(Data listing)
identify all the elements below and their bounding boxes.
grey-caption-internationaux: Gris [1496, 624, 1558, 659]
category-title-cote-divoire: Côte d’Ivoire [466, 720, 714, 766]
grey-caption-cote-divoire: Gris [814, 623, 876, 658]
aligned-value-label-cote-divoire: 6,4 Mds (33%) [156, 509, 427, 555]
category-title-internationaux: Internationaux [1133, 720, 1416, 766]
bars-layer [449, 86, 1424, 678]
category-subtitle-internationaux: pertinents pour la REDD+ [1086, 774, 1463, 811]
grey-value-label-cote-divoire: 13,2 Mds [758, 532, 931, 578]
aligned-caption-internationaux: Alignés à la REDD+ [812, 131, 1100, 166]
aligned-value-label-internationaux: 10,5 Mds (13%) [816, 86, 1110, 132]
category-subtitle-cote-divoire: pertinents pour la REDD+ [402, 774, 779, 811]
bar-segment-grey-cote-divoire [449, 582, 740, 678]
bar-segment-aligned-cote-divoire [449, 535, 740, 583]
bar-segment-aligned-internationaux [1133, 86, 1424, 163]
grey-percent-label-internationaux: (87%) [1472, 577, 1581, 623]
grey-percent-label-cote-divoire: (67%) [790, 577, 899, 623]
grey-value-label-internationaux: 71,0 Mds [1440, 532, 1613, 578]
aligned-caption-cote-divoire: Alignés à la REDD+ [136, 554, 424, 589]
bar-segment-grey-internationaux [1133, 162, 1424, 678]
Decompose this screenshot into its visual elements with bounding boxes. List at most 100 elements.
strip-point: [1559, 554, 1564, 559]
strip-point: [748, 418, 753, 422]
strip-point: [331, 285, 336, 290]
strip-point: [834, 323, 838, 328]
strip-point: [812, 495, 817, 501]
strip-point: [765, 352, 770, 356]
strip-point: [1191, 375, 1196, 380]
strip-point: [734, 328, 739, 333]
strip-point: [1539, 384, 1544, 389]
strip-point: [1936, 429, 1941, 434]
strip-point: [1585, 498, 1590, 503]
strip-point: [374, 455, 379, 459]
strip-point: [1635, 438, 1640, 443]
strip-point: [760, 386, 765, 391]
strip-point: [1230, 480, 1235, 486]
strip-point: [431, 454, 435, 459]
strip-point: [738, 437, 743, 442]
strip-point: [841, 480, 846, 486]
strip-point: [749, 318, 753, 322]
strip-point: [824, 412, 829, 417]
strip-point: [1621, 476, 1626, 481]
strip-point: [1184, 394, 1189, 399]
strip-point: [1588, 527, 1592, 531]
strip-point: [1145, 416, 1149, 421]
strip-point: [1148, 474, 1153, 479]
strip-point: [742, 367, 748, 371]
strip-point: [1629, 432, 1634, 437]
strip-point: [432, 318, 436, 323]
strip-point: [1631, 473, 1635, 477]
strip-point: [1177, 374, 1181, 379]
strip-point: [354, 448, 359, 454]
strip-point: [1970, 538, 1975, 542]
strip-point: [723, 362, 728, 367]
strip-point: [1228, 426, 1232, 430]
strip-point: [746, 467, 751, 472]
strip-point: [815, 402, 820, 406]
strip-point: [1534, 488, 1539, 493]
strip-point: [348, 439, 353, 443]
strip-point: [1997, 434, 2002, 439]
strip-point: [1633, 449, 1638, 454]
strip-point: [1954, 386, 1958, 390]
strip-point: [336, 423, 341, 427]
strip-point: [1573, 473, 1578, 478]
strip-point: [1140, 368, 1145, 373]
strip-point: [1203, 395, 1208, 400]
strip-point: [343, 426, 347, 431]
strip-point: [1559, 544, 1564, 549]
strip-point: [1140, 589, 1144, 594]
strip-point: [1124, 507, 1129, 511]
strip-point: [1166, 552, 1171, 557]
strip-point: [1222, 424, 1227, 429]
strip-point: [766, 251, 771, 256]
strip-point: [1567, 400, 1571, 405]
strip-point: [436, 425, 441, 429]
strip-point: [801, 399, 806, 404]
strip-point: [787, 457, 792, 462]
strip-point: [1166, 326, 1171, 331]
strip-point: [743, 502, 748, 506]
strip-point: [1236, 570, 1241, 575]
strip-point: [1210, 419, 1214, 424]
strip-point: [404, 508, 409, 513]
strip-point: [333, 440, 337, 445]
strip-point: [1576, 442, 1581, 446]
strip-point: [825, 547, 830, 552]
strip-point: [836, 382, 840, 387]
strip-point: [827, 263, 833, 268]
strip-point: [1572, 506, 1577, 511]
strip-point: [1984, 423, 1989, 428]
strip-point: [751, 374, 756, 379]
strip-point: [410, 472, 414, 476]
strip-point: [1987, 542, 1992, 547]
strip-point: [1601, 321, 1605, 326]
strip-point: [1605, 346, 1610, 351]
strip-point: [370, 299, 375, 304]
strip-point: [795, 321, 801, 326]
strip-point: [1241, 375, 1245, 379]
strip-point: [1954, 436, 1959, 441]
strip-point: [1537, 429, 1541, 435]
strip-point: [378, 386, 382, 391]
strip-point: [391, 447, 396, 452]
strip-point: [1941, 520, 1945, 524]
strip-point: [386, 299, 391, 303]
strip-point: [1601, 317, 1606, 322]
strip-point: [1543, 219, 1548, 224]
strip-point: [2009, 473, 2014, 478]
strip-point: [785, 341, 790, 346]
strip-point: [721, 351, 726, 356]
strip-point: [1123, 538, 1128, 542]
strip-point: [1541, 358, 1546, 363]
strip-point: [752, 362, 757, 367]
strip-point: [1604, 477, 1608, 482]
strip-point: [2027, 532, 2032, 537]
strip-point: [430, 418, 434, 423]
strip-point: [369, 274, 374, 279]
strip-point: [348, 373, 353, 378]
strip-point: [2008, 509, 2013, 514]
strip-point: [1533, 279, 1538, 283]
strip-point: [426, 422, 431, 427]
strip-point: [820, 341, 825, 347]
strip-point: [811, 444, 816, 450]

EXERCISE OBJECTIVE -> Extract these lines without changing anything, covering every record.

RESPONSE ->
identify all the elements below and their bounding boxes.
grey-caption-internationaux: Gris [1496, 624, 1558, 659]
category-title-cote-divoire: Côte d’Ivoire [466, 720, 714, 766]
grey-caption-cote-divoire: Gris [814, 623, 876, 658]
aligned-value-label-cote-divoire: 6,4 Mds (33%) [156, 509, 427, 555]
category-title-internationaux: Internationaux [1133, 720, 1416, 766]
bars-layer [449, 86, 1424, 678]
category-subtitle-internationaux: pertinents pour la REDD+ [1086, 774, 1463, 811]
grey-value-label-cote-divoire: 13,2 Mds [758, 532, 931, 578]
aligned-caption-internationaux: Alignés à la REDD+ [812, 131, 1100, 166]
aligned-value-label-internationaux: 10,5 Mds (13%) [816, 86, 1110, 132]
category-subtitle-cote-divoire: pertinents pour la REDD+ [402, 774, 779, 811]
bar-segment-grey-cote-divoire [449, 582, 740, 678]
bar-segment-aligned-cote-divoire [449, 535, 740, 583]
bar-segment-aligned-internationaux [1133, 86, 1424, 163]
grey-percent-label-internationaux: (87%) [1472, 577, 1581, 623]
grey-percent-label-cote-divoire: (67%) [790, 577, 899, 623]
grey-value-label-internationaux: 71,0 Mds [1440, 532, 1613, 578]
aligned-caption-cote-divoire: Alignés à la REDD+ [136, 554, 424, 589]
bar-segment-grey-internationaux [1133, 162, 1424, 678]
Decompose this screenshot into its visual elements with bounding boxes. List at most 100 elements.
strip-point: [1559, 554, 1564, 559]
strip-point: [748, 418, 753, 422]
strip-point: [331, 285, 336, 290]
strip-point: [834, 323, 838, 328]
strip-point: [812, 495, 817, 501]
strip-point: [765, 352, 770, 356]
strip-point: [1191, 375, 1196, 380]
strip-point: [734, 328, 739, 333]
strip-point: [1539, 384, 1544, 389]
strip-point: [1936, 429, 1941, 434]
strip-point: [1585, 498, 1590, 503]
strip-point: [374, 455, 379, 459]
strip-point: [1635, 438, 1640, 443]
strip-point: [760, 386, 765, 391]
strip-point: [1230, 480, 1235, 486]
strip-point: [431, 454, 435, 459]
strip-point: [738, 437, 743, 442]
strip-point: [841, 480, 846, 486]
strip-point: [749, 318, 753, 322]
strip-point: [824, 412, 829, 417]
strip-point: [1621, 476, 1626, 481]
strip-point: [1184, 394, 1189, 399]
strip-point: [1588, 527, 1592, 531]
strip-point: [1145, 416, 1149, 421]
strip-point: [1148, 474, 1153, 479]
strip-point: [742, 367, 748, 371]
strip-point: [1629, 432, 1634, 437]
strip-point: [432, 318, 436, 323]
strip-point: [1631, 473, 1635, 477]
strip-point: [1177, 374, 1181, 379]
strip-point: [354, 448, 359, 454]
strip-point: [1970, 538, 1975, 542]
strip-point: [723, 362, 728, 367]
strip-point: [1228, 426, 1232, 430]
strip-point: [746, 467, 751, 472]
strip-point: [815, 402, 820, 406]
strip-point: [1534, 488, 1539, 493]
strip-point: [348, 439, 353, 443]
strip-point: [1997, 434, 2002, 439]
strip-point: [1633, 449, 1638, 454]
strip-point: [1954, 386, 1958, 390]
strip-point: [336, 423, 341, 427]
strip-point: [1573, 473, 1578, 478]
strip-point: [1140, 368, 1145, 373]
strip-point: [1203, 395, 1208, 400]
strip-point: [343, 426, 347, 431]
strip-point: [1559, 544, 1564, 549]
strip-point: [1140, 589, 1144, 594]
strip-point: [1124, 507, 1129, 511]
strip-point: [1166, 552, 1171, 557]
strip-point: [1222, 424, 1227, 429]
strip-point: [766, 251, 771, 256]
strip-point: [1567, 400, 1571, 405]
strip-point: [436, 425, 441, 429]
strip-point: [801, 399, 806, 404]
strip-point: [787, 457, 792, 462]
strip-point: [1166, 326, 1171, 331]
strip-point: [743, 502, 748, 506]
strip-point: [1236, 570, 1241, 575]
strip-point: [1210, 419, 1214, 424]
strip-point: [404, 508, 409, 513]
strip-point: [333, 440, 337, 445]
strip-point: [1576, 442, 1581, 446]
strip-point: [825, 547, 830, 552]
strip-point: [836, 382, 840, 387]
strip-point: [827, 263, 833, 268]
strip-point: [1572, 506, 1577, 511]
strip-point: [1984, 423, 1989, 428]
strip-point: [751, 374, 756, 379]
strip-point: [410, 472, 414, 476]
strip-point: [1987, 542, 1992, 547]
strip-point: [1601, 321, 1605, 326]
strip-point: [1605, 346, 1610, 351]
strip-point: [370, 299, 375, 304]
strip-point: [795, 321, 801, 326]
strip-point: [1241, 375, 1245, 379]
strip-point: [1954, 436, 1959, 441]
strip-point: [1537, 429, 1541, 435]
strip-point: [378, 386, 382, 391]
strip-point: [391, 447, 396, 452]
strip-point: [1941, 520, 1945, 524]
strip-point: [386, 299, 391, 303]
strip-point: [1601, 317, 1606, 322]
strip-point: [1543, 219, 1548, 224]
strip-point: [2009, 473, 2014, 478]
strip-point: [785, 341, 790, 346]
strip-point: [721, 351, 726, 356]
strip-point: [1123, 538, 1128, 542]
strip-point: [1541, 358, 1546, 363]
strip-point: [752, 362, 757, 367]
strip-point: [1604, 477, 1608, 482]
strip-point: [2027, 532, 2032, 537]
strip-point: [430, 418, 434, 423]
strip-point: [369, 274, 374, 279]
strip-point: [348, 373, 353, 378]
strip-point: [2008, 509, 2013, 514]
strip-point: [1533, 279, 1538, 283]
strip-point: [426, 422, 431, 427]
strip-point: [820, 341, 825, 347]
strip-point: [811, 444, 816, 450]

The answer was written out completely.